### BRIEF
Copy every line of the records below that holds the word "measures".

[EXTRACTED RECORDS start]

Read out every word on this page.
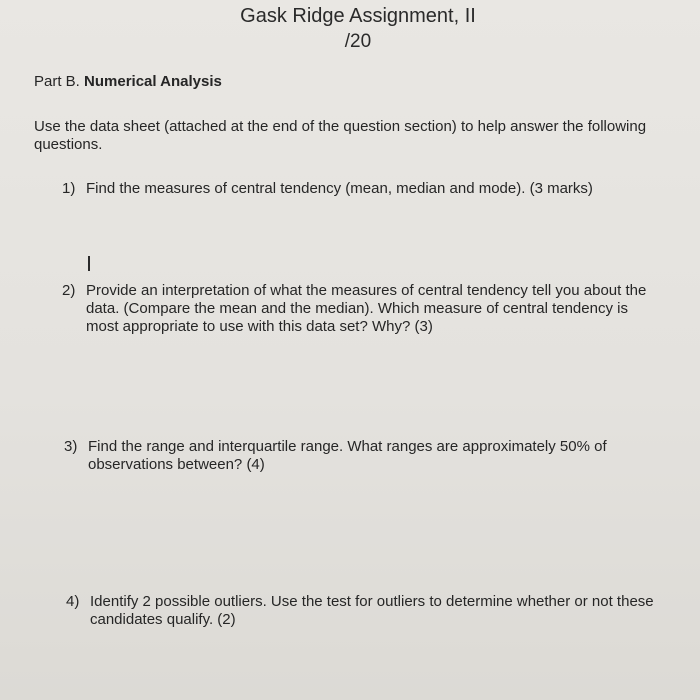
Gask Ridge Assignment, II
/20
Part B. Numerical Analysis
Use the data sheet (attached at the end of the question section) to help answer the following questions.
1) Find the measures of central tendency (mean, median and mode). (3 marks)
2) Provide an interpretation of what the measures of central tendency tell you about the data. (Compare the mean and the median). Which measure of central tendency is most appropriate to use with this data set? Why? (3)
3) Find the range and interquartile range. What ranges are approximately 50% of observations between? (4)
4) Identify 2 possible outliers. Use the test for outliers to determine whether or not these candidates qualify. (2)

[EXTRACTED RECORDS end]

### THE OUTPUT
1) Find the measures of central tendency (mean, median and mode). (3 marks)
2) Provide an interpretation of what the measures of central tendency tell you about the data. (Compare the mean and the median). Which measure of central tendency is most appropriate to use with this data set? Why? (3)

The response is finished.